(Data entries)
========================
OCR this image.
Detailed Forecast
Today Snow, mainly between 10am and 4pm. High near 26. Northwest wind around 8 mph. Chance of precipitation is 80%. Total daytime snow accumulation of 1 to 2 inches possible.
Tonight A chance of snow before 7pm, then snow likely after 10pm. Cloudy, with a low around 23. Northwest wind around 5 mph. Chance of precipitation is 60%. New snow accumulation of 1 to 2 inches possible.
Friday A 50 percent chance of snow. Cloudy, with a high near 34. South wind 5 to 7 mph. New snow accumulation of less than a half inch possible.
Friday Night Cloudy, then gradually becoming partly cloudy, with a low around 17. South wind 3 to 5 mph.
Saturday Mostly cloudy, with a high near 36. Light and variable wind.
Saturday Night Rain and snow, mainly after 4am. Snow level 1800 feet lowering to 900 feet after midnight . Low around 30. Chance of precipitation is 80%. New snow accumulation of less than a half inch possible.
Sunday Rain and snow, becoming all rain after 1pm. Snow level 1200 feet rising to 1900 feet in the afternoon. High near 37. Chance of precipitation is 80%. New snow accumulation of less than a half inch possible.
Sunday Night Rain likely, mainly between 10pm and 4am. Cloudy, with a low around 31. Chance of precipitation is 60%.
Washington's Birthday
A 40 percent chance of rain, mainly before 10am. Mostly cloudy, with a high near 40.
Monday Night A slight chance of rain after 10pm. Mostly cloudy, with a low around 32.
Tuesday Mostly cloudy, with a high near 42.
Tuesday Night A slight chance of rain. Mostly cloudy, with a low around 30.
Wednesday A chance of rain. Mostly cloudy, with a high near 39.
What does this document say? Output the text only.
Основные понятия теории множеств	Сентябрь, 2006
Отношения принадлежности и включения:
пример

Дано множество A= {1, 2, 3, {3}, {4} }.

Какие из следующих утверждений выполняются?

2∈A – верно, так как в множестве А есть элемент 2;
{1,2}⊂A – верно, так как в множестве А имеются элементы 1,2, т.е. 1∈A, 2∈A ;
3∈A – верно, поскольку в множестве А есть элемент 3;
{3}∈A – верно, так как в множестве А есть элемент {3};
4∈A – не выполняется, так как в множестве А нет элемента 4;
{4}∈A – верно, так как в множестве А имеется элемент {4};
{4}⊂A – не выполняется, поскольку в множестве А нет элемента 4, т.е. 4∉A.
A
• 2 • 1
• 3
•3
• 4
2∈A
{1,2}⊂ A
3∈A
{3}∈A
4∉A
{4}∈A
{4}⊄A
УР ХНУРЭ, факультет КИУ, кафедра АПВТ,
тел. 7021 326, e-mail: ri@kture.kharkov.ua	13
========================
■ To be done: Where a line holds the string "with", copy that line.

■ Finished task:
Tonight A chance of snow before 7pm, then snow likely after 10pm. Cloudy, with a low around 23. Northwest wind around 5 mph. Chance of precipitation is 60%. New snow accumulation of 1 to 2 inches possible.
Friday A 50 percent chance of snow. Cloudy, with a high near 34. South wind 5 to 7 mph. New snow accumulation of less than a half inch possible.
Friday Night Cloudy, then gradually becoming partly cloudy, with a low around 17. South wind 3 to 5 mph.
Saturday Mostly cloudy, with a high near 36. Light and variable wind.
Sunday Night Rain likely, mainly between 10pm and 4am. Cloudy, with a low around 31. Chance of precipitation is 60%.
A 40 percent chance of rain, mainly before 10am. Mostly cloudy, with a high near 40.
Monday Night A slight chance of rain after 10pm. Mostly cloudy, with a low around 32.
Tuesday Mostly cloudy, with a high near 42.
Tuesday Night A slight chance of rain. Mostly cloudy, with a low around 30.
Wednesday A chance of rain. Mostly cloudy, with a high near 39.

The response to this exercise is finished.